Data extract —
##############################
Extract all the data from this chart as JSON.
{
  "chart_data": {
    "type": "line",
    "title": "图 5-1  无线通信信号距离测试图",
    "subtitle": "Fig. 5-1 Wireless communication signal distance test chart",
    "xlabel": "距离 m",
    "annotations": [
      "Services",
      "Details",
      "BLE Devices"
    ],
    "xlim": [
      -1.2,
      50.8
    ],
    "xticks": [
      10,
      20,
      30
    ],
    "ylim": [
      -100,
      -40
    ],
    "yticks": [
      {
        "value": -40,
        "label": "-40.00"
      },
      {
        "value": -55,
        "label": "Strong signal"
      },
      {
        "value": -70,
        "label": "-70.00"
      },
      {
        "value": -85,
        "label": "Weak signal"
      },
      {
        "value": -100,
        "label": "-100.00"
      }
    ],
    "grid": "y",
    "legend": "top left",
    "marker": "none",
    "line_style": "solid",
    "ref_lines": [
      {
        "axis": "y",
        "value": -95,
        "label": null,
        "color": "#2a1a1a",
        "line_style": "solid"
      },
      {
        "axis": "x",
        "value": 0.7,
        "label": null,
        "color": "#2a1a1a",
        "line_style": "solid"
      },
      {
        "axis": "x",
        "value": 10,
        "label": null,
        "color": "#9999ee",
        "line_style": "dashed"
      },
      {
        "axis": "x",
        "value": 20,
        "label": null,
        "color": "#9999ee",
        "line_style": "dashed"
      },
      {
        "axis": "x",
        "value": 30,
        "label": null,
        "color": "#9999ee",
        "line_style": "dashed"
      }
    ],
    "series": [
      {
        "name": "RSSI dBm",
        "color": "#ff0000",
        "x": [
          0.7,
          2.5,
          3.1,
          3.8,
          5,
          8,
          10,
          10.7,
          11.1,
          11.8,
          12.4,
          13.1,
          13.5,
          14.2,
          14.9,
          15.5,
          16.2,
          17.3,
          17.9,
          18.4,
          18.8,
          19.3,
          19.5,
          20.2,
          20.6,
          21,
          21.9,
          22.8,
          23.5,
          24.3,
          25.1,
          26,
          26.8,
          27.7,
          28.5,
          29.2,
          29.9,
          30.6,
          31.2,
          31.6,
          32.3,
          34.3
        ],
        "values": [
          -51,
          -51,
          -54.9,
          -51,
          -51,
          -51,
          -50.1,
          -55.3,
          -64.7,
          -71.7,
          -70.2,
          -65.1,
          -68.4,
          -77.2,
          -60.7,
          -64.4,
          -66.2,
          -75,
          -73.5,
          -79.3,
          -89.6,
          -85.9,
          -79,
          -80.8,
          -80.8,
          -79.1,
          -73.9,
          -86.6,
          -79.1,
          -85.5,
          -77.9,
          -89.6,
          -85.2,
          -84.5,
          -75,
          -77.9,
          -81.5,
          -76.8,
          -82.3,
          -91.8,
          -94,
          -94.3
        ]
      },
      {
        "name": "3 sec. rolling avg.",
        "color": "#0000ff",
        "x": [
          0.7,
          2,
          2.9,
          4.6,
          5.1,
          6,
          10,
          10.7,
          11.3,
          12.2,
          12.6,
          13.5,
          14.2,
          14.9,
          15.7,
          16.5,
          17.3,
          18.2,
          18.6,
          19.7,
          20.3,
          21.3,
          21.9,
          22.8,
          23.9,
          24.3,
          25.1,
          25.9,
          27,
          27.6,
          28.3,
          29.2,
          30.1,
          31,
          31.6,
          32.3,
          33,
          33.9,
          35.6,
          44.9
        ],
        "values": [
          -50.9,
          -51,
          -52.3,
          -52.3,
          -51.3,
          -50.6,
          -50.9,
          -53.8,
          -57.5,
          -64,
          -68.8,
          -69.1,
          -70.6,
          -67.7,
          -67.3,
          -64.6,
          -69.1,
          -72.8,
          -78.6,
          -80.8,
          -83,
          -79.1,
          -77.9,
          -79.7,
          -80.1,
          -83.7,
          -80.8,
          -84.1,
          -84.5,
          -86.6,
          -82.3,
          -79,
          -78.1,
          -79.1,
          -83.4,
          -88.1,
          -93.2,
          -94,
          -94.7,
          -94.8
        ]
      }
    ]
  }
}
##############################
Task details —
Exact output of every entry is required.

Complete output —
Extract all the data from this chart as JSON.
{
  "chart_data": {
    "type": "line",
    "title": "图 5-1  无线通信信号距离测试图",
    "subtitle": "Fig. 5-1 Wireless communication signal distance test chart",
    "xlabel": "距离 m",
    "annotations": [
      "Services",
      "Details",
      "BLE Devices"
    ],
    "xlim": [
      -1.2,
      50.8
    ],
    "xticks": [
      10,
      20,
      30
    ],
    "ylim": [
      -100,
      -40
    ],
    "yticks": [
      {
        "value": -40,
        "label": "-40.00"
      },
      {
        "value": -55,
        "label": "Strong signal"
      },
      {
        "value": -70,
        "label": "-70.00"
      },
      {
        "value": -85,
        "label": "Weak signal"
      },
      {
        "value": -100,
        "label": "-100.00"
      }
    ],
    "grid": "y",
    "legend": "top left",
    "marker": "none",
    "line_style": "solid",
    "ref_lines": [
      {
        "axis": "y",
        "value": -95,
        "label": null,
        "color": "#2a1a1a",
        "line_style": "solid"
      },
      {
        "axis": "x",
        "value": 0.7,
        "label": null,
        "color": "#2a1a1a",
        "line_style": "solid"
      },
      {
        "axis": "x",
        "value": 10,
        "label": null,
        "color": "#9999ee",
        "line_style": "dashed"
      },
      {
        "axis": "x",
        "value": 20,
        "label": null,
        "color": "#9999ee",
        "line_style": "dashed"
      },
      {
        "axis": "x",
        "value": 30,
        "label": null,
        "color": "#9999ee",
        "line_style": "dashed"
      }
    ],
    "series": [
      {
        "name": "RSSI dBm",
        "color": "#ff0000",
        "x": [
          0.7,
          2.5,
          3.1,
          3.8,
          5,
          8,
          10,
          10.7,
          11.1,
          11.8,
          12.4,
          13.1,
          13.5,
          14.2,
          14.9,
          15.5,
          16.2,
          17.3,
          17.9,
          18.4,
          18.8,
          19.3,
          19.5,
          20.2,
          20.6,
          21,
          21.9,
          22.8,
          23.5,
          24.3,
          25.1,
          26,
          26.8,
          27.7,
          28.5,
          29.2,
          29.9,
          30.6,
          31.2,
          31.6,
          32.3,
          34.3
        ],
        "values": [
          -51,
          -51,
          -54.9,
          -51,
          -51,
          -51,
          -50.1,
          -55.3,
          -64.7,
          -71.7,
          -70.2,
          -65.1,
          -68.4,
          -77.2,
          -60.7,
          -64.4,
          -66.2,
          -75,
          -73.5,
          -79.3,
          -89.6,
          -85.9,
          -79,
          -80.8,
          -80.8,
          -79.1,
          -73.9,
          -86.6,
          -79.1,
          -85.5,
          -77.9,
          -89.6,
          -85.2,
          -84.5,
          -75,
          -77.9,
          -81.5,
          -76.8,
          -82.3,
          -91.8,
          -94,
          -94.3
        ]
      },
      {
        "name": "3 sec. rolling avg.",
        "color": "#0000ff",
        "x": [
          0.7,
          2,
          2.9,
          4.6,
          5.1,
          6,
          10,
          10.7,
          11.3,
          12.2,
          12.6,
          13.5,
          14.2,
          14.9,
          15.7,
          16.5,
          17.3,
          18.2,
          18.6,
          19.7,
          20.3,
          21.3,
          21.9,
          22.8,
          23.9,
          24.3,
          25.1,
          25.9,
          27,
          27.6,
          28.3,
          29.2,
          30.1,
          31,
          31.6,
          32.3,
          33,
          33.9,
          35.6,
          44.9
        ],
        "values": [
          -50.9,
          -51,
          -52.3,
          -52.3,
          -51.3,
          -50.6,
          -50.9,
          -53.8,
          -57.5,
          -64,
          -68.8,
          -69.1,
          -70.6,
          -67.7,
          -67.3,
          -64.6,
          -69.1,
          -72.8,
          -78.6,
          -80.8,
          -83,
          -79.1,
          -77.9,
          -79.7,
          -80.1,
          -83.7,
          -80.8,
          -84.1,
          -84.5,
          -86.6,
          -82.3,
          -79,
          -78.1,
          -79.1,
          -83.4,
          -88.1,
          -93.2,
          -94,
          -94.7,
          -94.8
        ]
      }
    ]
  }
}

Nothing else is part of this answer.